### [Assigned task]
Some lines in the listing below may include the string "title". How many are there? Give only the number.

(Beginning of Available records)

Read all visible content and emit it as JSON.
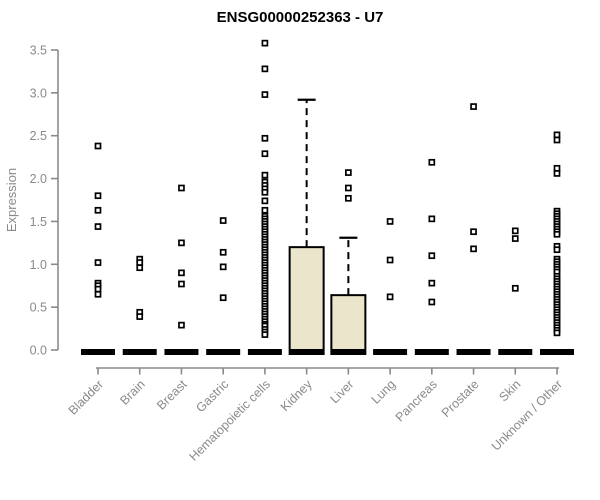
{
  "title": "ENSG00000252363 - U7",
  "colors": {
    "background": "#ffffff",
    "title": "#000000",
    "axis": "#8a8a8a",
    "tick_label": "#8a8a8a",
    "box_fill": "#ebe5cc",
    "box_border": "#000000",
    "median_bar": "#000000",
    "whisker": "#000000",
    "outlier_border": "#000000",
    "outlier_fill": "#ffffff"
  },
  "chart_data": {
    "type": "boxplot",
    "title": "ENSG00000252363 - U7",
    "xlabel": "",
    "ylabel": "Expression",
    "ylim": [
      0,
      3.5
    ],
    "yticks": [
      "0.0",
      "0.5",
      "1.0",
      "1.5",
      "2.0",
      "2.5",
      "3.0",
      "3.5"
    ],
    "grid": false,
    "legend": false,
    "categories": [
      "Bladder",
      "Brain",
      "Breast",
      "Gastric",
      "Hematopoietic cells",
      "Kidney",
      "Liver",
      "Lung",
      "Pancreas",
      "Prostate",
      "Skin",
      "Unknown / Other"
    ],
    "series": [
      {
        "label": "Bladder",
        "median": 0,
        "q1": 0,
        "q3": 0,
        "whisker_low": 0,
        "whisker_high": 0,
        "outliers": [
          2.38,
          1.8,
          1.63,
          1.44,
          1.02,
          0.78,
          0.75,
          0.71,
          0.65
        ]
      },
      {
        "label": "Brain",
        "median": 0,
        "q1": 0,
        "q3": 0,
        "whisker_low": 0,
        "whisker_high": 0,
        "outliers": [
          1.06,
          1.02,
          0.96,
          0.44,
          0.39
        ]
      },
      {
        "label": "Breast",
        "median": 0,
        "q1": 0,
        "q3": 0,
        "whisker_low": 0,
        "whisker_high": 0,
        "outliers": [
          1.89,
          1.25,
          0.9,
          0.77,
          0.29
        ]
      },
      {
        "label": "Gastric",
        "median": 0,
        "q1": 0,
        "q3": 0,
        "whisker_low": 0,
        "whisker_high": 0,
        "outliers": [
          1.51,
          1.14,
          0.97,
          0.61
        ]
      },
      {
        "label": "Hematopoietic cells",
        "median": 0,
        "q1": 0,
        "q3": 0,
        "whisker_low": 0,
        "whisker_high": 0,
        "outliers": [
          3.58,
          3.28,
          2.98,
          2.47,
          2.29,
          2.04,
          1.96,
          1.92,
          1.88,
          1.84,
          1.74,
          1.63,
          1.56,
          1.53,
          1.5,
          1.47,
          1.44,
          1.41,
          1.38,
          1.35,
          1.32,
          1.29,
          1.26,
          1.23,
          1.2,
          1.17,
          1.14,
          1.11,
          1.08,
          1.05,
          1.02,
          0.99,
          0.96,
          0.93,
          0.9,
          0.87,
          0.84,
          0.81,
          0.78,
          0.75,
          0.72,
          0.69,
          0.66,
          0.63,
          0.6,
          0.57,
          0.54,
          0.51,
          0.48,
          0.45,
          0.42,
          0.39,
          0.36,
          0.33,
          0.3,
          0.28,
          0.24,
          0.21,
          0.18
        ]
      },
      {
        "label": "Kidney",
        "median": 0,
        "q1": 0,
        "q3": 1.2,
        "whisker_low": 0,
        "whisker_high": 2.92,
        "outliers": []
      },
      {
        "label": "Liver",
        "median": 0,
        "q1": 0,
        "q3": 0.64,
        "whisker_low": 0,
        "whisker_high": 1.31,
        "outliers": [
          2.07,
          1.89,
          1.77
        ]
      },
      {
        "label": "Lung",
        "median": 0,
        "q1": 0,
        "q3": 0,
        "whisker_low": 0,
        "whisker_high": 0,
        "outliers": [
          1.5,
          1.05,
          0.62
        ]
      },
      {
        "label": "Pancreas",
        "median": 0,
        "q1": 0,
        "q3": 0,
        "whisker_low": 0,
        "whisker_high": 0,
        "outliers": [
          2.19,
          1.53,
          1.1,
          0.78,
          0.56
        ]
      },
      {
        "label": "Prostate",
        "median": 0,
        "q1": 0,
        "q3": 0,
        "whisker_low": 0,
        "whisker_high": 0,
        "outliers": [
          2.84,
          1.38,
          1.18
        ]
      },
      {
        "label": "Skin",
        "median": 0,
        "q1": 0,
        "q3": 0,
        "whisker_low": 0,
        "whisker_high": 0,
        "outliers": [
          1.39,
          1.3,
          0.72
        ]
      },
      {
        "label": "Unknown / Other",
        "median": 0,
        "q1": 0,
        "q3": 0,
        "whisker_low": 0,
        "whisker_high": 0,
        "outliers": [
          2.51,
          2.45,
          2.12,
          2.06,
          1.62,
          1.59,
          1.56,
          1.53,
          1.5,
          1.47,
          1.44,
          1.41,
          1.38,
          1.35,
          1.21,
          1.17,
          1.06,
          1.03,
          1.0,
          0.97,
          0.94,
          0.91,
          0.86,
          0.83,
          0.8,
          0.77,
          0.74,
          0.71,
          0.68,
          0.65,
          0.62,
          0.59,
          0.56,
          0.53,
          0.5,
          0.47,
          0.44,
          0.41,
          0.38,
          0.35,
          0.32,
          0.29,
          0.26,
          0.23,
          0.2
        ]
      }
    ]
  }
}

(End of Available records)

### [Task output]
3